> WHAT IS REQUIRED: Please pick out each line below that contains the string "所有状态", and copy those lines.
━━━ DATA PROVIDED ━━━
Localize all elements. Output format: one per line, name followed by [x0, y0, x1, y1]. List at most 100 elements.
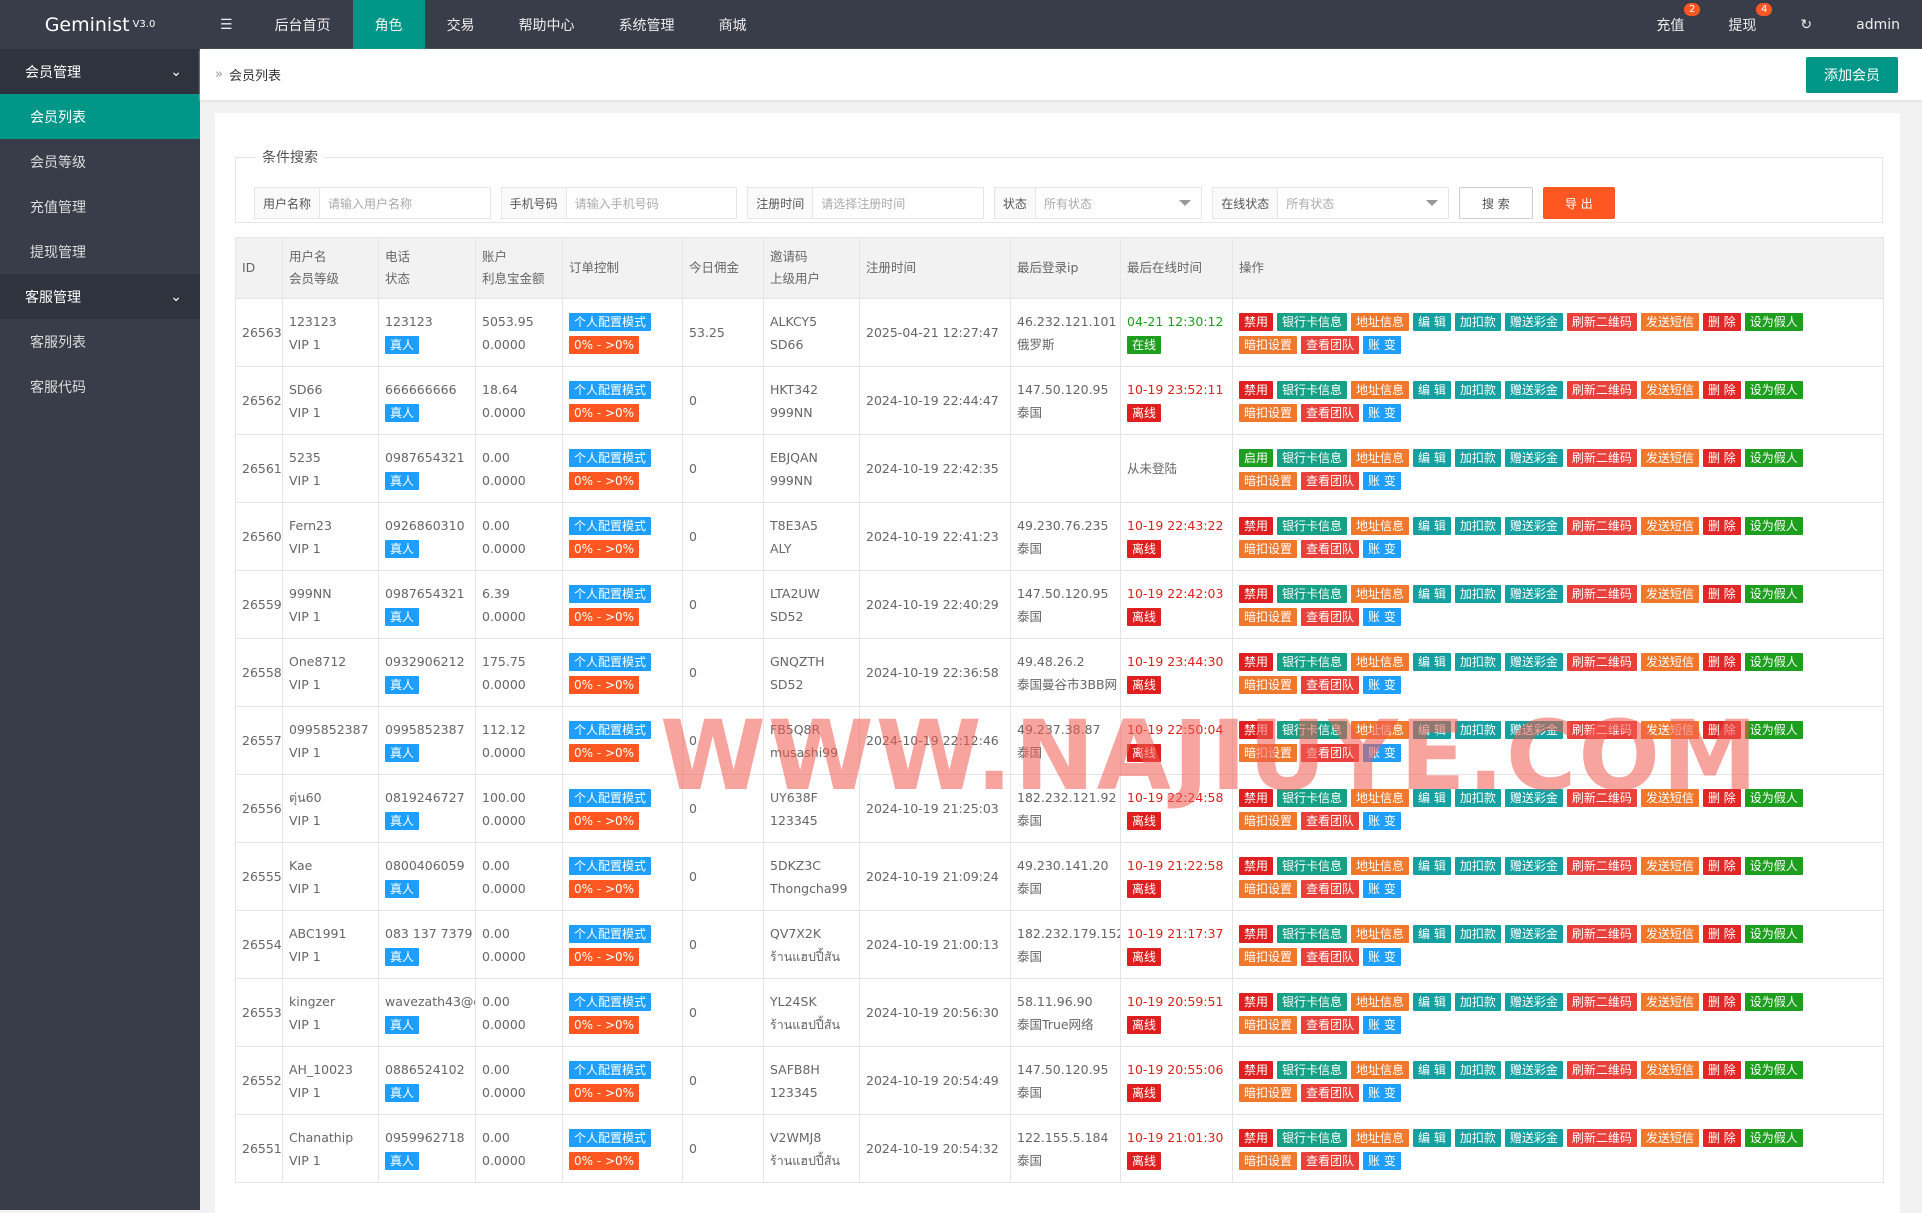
action-button[interactable]: 刷新二维码	[1566, 856, 1637, 875]
action-button[interactable]: 银行卡信息	[1277, 516, 1348, 535]
range-badge[interactable]: 0% - >0%	[569, 879, 640, 898]
field-input[interactable]: 请输入手机号码	[574, 196, 659, 211]
action-button[interactable]: 银行卡信息	[1277, 1060, 1348, 1079]
action-button[interactable]: 赠送彩金	[1504, 584, 1563, 603]
search-button[interactable]: 搜 索	[1458, 187, 1533, 219]
range-badge[interactable]: 0% - >0%	[569, 403, 640, 422]
action-button[interactable]: 加扣款	[1454, 448, 1501, 467]
mode-badge[interactable]: 个人配置模式	[569, 380, 652, 399]
field-input[interactable]: 所有状态	[1278, 188, 1448, 218]
action-button[interactable]: 账 变	[1363, 1083, 1401, 1102]
toggle-button[interactable]: 禁用	[1239, 652, 1274, 671]
range-badge[interactable]: 0% - >0%	[569, 811, 640, 830]
action-button[interactable]: 发送短信	[1640, 720, 1699, 739]
action-button[interactable]: 暗扣设置	[1239, 1083, 1298, 1102]
action-button[interactable]: 暗扣设置	[1239, 879, 1298, 898]
mode-badge[interactable]: 个人配置模式	[569, 856, 652, 875]
action-button[interactable]: 暗扣设置	[1239, 947, 1298, 966]
action-button[interactable]: 刷新二维码	[1566, 584, 1637, 603]
nav-item[interactable]: 商城	[718, 17, 747, 34]
action-button[interactable]: 账 变	[1363, 1015, 1401, 1034]
action-button[interactable]: 地址信息	[1351, 380, 1410, 399]
action-button[interactable]: 账 变	[1363, 403, 1401, 422]
refresh[interactable]: ↻	[1800, 16, 1813, 33]
mode-badge[interactable]: 个人配置模式	[569, 516, 652, 535]
action-button[interactable]: 账 变	[1363, 879, 1401, 898]
action-button[interactable]: 暗扣设置	[1239, 607, 1298, 626]
action-button[interactable]: 银行卡信息	[1277, 856, 1348, 875]
action-button[interactable]: 暗扣设置	[1239, 675, 1298, 694]
action-button[interactable]: 赠送彩金	[1504, 380, 1563, 399]
action-button[interactable]: 删 除	[1702, 1060, 1741, 1079]
mode-badge[interactable]: 个人配置模式	[569, 1060, 652, 1079]
range-badge[interactable]: 0% - >0%	[569, 1015, 640, 1034]
action-button[interactable]: 删 除	[1702, 720, 1741, 739]
action-button[interactable]: 删 除	[1702, 924, 1741, 943]
menu-toggle[interactable]: ☰	[220, 16, 233, 33]
action-button[interactable]: 加扣款	[1454, 720, 1501, 739]
action-button[interactable]: 发送短信	[1640, 652, 1699, 671]
toggle-button[interactable]: 禁用	[1239, 856, 1274, 875]
action-button[interactable]: 地址信息	[1351, 448, 1410, 467]
action-button[interactable]: 查看团队	[1301, 947, 1360, 966]
range-badge[interactable]: 0% - >0%	[569, 743, 640, 762]
menu-item[interactable]: 充值管理	[30, 199, 86, 216]
menu-item[interactable]: 会员等级	[30, 154, 86, 171]
action-button[interactable]: 地址信息	[1351, 516, 1410, 535]
action-button[interactable]: 查看团队	[1301, 675, 1360, 694]
action-button[interactable]: 设为假人	[1744, 380, 1803, 399]
action-button[interactable]: 删 除	[1702, 992, 1741, 1011]
nav-withdraw[interactable]: 提现 4	[1706, 0, 1778, 49]
toggle-button[interactable]: 启用	[1239, 448, 1274, 467]
action-button[interactable]: 账 变	[1363, 539, 1401, 558]
action-button[interactable]: 暗扣设置	[1239, 743, 1298, 762]
action-button[interactable]: 查看团队	[1301, 743, 1360, 762]
action-button[interactable]: 银行卡信息	[1277, 584, 1348, 603]
action-button[interactable]: 加扣款	[1454, 788, 1501, 807]
action-button[interactable]: 查看团队	[1301, 539, 1360, 558]
action-button[interactable]: 刷新二维码	[1566, 992, 1637, 1011]
field-input[interactable]: 请输入用户名称	[328, 196, 413, 211]
action-button[interactable]: 加扣款	[1454, 1128, 1501, 1147]
action-button[interactable]: 赠送彩金	[1504, 856, 1563, 875]
action-button[interactable]: 发送短信	[1640, 992, 1699, 1011]
action-button[interactable]: 赠送彩金	[1504, 1060, 1563, 1079]
menu-group[interactable]: 客服管理 ⌄	[0, 274, 200, 319]
nav-item[interactable]: 帮助中心	[518, 17, 575, 34]
range-badge[interactable]: 0% - >0%	[569, 675, 640, 694]
toggle-button[interactable]: 禁用	[1239, 584, 1274, 603]
menu-item[interactable]: 客服列表	[30, 334, 86, 351]
action-button[interactable]: 发送短信	[1640, 584, 1699, 603]
action-button[interactable]: 编 辑	[1413, 312, 1451, 331]
action-button[interactable]: 编 辑	[1413, 652, 1451, 671]
action-button[interactable]: 发送短信	[1640, 516, 1699, 535]
action-button[interactable]: 编 辑	[1413, 516, 1451, 535]
mode-badge[interactable]: 个人配置模式	[569, 652, 652, 671]
action-button[interactable]: 发送短信	[1640, 312, 1699, 331]
nav-item[interactable]: 角色	[352, 0, 425, 49]
action-button[interactable]: 地址信息	[1351, 1128, 1410, 1147]
action-button[interactable]: 暗扣设置	[1239, 335, 1298, 354]
action-button[interactable]: 地址信息	[1351, 788, 1410, 807]
action-button[interactable]: 编 辑	[1413, 1128, 1451, 1147]
action-button[interactable]: 查看团队	[1301, 811, 1360, 830]
toggle-button[interactable]: 禁用	[1239, 992, 1274, 1011]
action-button[interactable]: 查看团队	[1301, 471, 1360, 490]
action-button[interactable]: 赠送彩金	[1504, 516, 1563, 535]
action-button[interactable]: 账 变	[1363, 471, 1401, 490]
action-button[interactable]: 编 辑	[1413, 924, 1451, 943]
action-button[interactable]: 刷新二维码	[1566, 652, 1637, 671]
action-button[interactable]: 银行卡信息	[1277, 1128, 1348, 1147]
action-button[interactable]: 赠送彩金	[1504, 1128, 1563, 1147]
action-button[interactable]: 刷新二维码	[1566, 788, 1637, 807]
mode-badge[interactable]: 个人配置模式	[569, 312, 652, 331]
action-button[interactable]: 设为假人	[1744, 788, 1803, 807]
action-button[interactable]: 发送短信	[1640, 856, 1699, 875]
action-button[interactable]: 暗扣设置	[1239, 471, 1298, 490]
action-button[interactable]: 设为假人	[1744, 516, 1803, 535]
action-button[interactable]: 发送短信	[1640, 924, 1699, 943]
search-field[interactable]: 在线状态 所有状态	[1212, 187, 1449, 219]
user-menu[interactable]: admin	[1856, 16, 1900, 33]
action-button[interactable]: 查看团队	[1301, 879, 1360, 898]
nav-recharge[interactable]: 充值 2	[1634, 0, 1706, 49]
━━━
> REPLY TO THE TASK:
field-input[interactable]: 所有状态	[1278, 188, 1448, 218]
search-field[interactable]: 在线状态 所有状态	[1212, 187, 1449, 219]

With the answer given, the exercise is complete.